* GIVEN PROBLEM *
Copy all of the material word for word, except for the pictures.

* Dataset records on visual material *
Start
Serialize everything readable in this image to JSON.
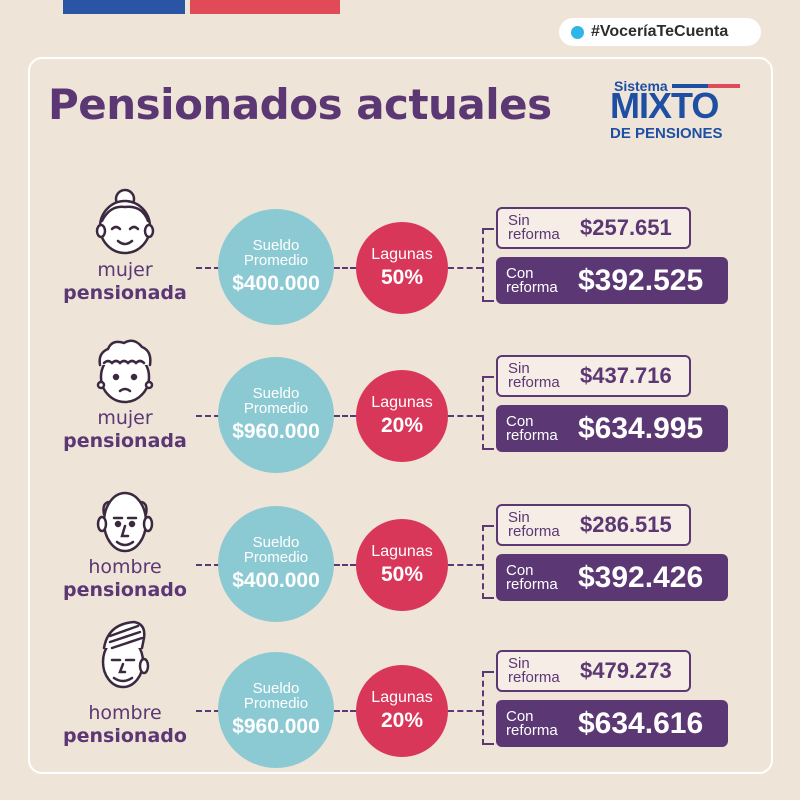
{
  "hashtag": "#VoceríaTeCuenta",
  "title": "Pensionados actuales",
  "logo": {
    "top": "Sistema",
    "main": "MIXTO",
    "bottom": "DE PENSIONES"
  },
  "labels": {
    "salary_line1": "Sueldo",
    "salary_line2": "Promedio",
    "gaps": "Lagunas",
    "without_line1": "Sin",
    "without_line2": "reforma",
    "with_line1": "Con",
    "with_line2": "reforma"
  },
  "rows": [
    {
      "avatar_icon": "older-woman-bun-icon",
      "person_line1": "mujer",
      "person_line2": "pensionada",
      "salary": "$400.000",
      "gaps": "50%",
      "without_reform": "$257.651",
      "with_reform": "$392.525"
    },
    {
      "avatar_icon": "older-woman-curly-icon",
      "person_line1": "mujer",
      "person_line2": "pensionada",
      "salary": "$960.000",
      "gaps": "20%",
      "without_reform": "$437.716",
      "with_reform": "$634.995"
    },
    {
      "avatar_icon": "older-man-bald-icon",
      "person_line1": "hombre",
      "person_line2": "pensionado",
      "salary": "$400.000",
      "gaps": "50%",
      "without_reform": "$286.515",
      "with_reform": "$392.426"
    },
    {
      "avatar_icon": "older-man-combed-icon",
      "person_line1": "hombre",
      "person_line2": "pensionado",
      "salary": "$960.000",
      "gaps": "20%",
      "without_reform": "$479.273",
      "with_reform": "$634.616"
    }
  ],
  "colors": {
    "background": "#efe4d8",
    "purple": "#5b3773",
    "teal": "#8ccad3",
    "pink": "#d9375a",
    "blue": "#2a55a4",
    "red": "#e14b57"
  }
}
End
* EXERCISE OUTPUT *
Serialize everything readable in this image to JSON.
{
  "hashtag": "#VoceríaTeCuenta",
  "title": "Pensionados actuales",
  "logo": {
    "top": "Sistema",
    "main": "MIXTO",
    "bottom": "DE PENSIONES"
  },
  "labels": {
    "salary_line1": "Sueldo",
    "salary_line2": "Promedio",
    "gaps": "Lagunas",
    "without_line1": "Sin",
    "without_line2": "reforma",
    "with_line1": "Con",
    "with_line2": "reforma"
  },
  "rows": [
    {
      "avatar_icon": "older-woman-bun-icon",
      "person_line1": "mujer",
      "person_line2": "pensionada",
      "salary": "$400.000",
      "gaps": "50%",
      "without_reform": "$257.651",
      "with_reform": "$392.525"
    },
    {
      "avatar_icon": "older-woman-curly-icon",
      "person_line1": "mujer",
      "person_line2": "pensionada",
      "salary": "$960.000",
      "gaps": "20%",
      "without_reform": "$437.716",
      "with_reform": "$634.995"
    },
    {
      "avatar_icon": "older-man-bald-icon",
      "person_line1": "hombre",
      "person_line2": "pensionado",
      "salary": "$400.000",
      "gaps": "50%",
      "without_reform": "$286.515",
      "with_reform": "$392.426"
    },
    {
      "avatar_icon": "older-man-combed-icon",
      "person_line1": "hombre",
      "person_line2": "pensionado",
      "salary": "$960.000",
      "gaps": "20%",
      "without_reform": "$479.273",
      "with_reform": "$634.616"
    }
  ],
  "colors": {
    "background": "#efe4d8",
    "purple": "#5b3773",
    "teal": "#8ccad3",
    "pink": "#d9375a",
    "blue": "#2a55a4",
    "red": "#e14b57"
  }
}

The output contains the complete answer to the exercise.